*** DATASET CONTENT
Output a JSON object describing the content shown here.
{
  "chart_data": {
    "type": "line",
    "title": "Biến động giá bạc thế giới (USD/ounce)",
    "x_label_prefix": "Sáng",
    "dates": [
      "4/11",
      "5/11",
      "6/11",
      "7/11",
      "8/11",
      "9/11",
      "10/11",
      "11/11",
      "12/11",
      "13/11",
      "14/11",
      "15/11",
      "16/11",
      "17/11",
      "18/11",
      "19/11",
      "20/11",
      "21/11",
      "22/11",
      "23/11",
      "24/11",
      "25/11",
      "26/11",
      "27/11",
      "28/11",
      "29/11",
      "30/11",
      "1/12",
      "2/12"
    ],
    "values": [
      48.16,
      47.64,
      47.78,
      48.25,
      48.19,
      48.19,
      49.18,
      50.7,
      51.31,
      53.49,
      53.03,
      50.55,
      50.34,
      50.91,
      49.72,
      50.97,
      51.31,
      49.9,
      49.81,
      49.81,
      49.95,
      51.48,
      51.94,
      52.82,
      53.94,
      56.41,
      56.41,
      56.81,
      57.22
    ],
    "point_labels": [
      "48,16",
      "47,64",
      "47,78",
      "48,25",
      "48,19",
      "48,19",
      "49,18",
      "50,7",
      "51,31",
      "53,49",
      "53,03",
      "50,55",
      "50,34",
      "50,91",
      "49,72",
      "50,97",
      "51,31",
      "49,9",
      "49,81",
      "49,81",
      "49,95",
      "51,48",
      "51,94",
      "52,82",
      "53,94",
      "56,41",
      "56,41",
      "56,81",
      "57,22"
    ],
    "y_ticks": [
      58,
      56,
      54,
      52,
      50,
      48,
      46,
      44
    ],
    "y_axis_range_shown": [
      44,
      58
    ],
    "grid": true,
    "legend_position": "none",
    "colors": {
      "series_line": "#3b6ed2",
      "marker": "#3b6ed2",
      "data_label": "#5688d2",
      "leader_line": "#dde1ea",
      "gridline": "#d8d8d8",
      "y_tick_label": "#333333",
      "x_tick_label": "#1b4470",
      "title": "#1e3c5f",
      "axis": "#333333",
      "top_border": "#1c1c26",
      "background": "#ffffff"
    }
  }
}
******
--- REQUIREMENT ---
Restate every record exactly, leaving nothing out.

--- RESPONSE ---
Output a JSON object describing the content shown here.
{
  "chart_data": {
    "type": "line",
    "title": "Biến động giá bạc thế giới (USD/ounce)",
    "x_label_prefix": "Sáng",
    "dates": [
      "4/11",
      "5/11",
      "6/11",
      "7/11",
      "8/11",
      "9/11",
      "10/11",
      "11/11",
      "12/11",
      "13/11",
      "14/11",
      "15/11",
      "16/11",
      "17/11",
      "18/11",
      "19/11",
      "20/11",
      "21/11",
      "22/11",
      "23/11",
      "24/11",
      "25/11",
      "26/11",
      "27/11",
      "28/11",
      "29/11",
      "30/11",
      "1/12",
      "2/12"
    ],
    "values": [
      48.16,
      47.64,
      47.78,
      48.25,
      48.19,
      48.19,
      49.18,
      50.7,
      51.31,
      53.49,
      53.03,
      50.55,
      50.34,
      50.91,
      49.72,
      50.97,
      51.31,
      49.9,
      49.81,
      49.81,
      49.95,
      51.48,
      51.94,
      52.82,
      53.94,
      56.41,
      56.41,
      56.81,
      57.22
    ],
    "point_labels": [
      "48,16",
      "47,64",
      "47,78",
      "48,25",
      "48,19",
      "48,19",
      "49,18",
      "50,7",
      "51,31",
      "53,49",
      "53,03",
      "50,55",
      "50,34",
      "50,91",
      "49,72",
      "50,97",
      "51,31",
      "49,9",
      "49,81",
      "49,81",
      "49,95",
      "51,48",
      "51,94",
      "52,82",
      "53,94",
      "56,41",
      "56,41",
      "56,81",
      "57,22"
    ],
    "y_ticks": [
      58,
      56,
      54,
      52,
      50,
      48,
      46,
      44
    ],
    "y_axis_range_shown": [
      44,
      58
    ],
    "grid": true,
    "legend_position": "none",
    "colors": {
      "series_line": "#3b6ed2",
      "marker": "#3b6ed2",
      "data_label": "#5688d2",
      "leader_line": "#dde1ea",
      "gridline": "#d8d8d8",
      "y_tick_label": "#333333",
      "x_tick_label": "#1b4470",
      "title": "#1e3c5f",
      "axis": "#333333",
      "top_border": "#1c1c26",
      "background": "#ffffff"
    }
  }
}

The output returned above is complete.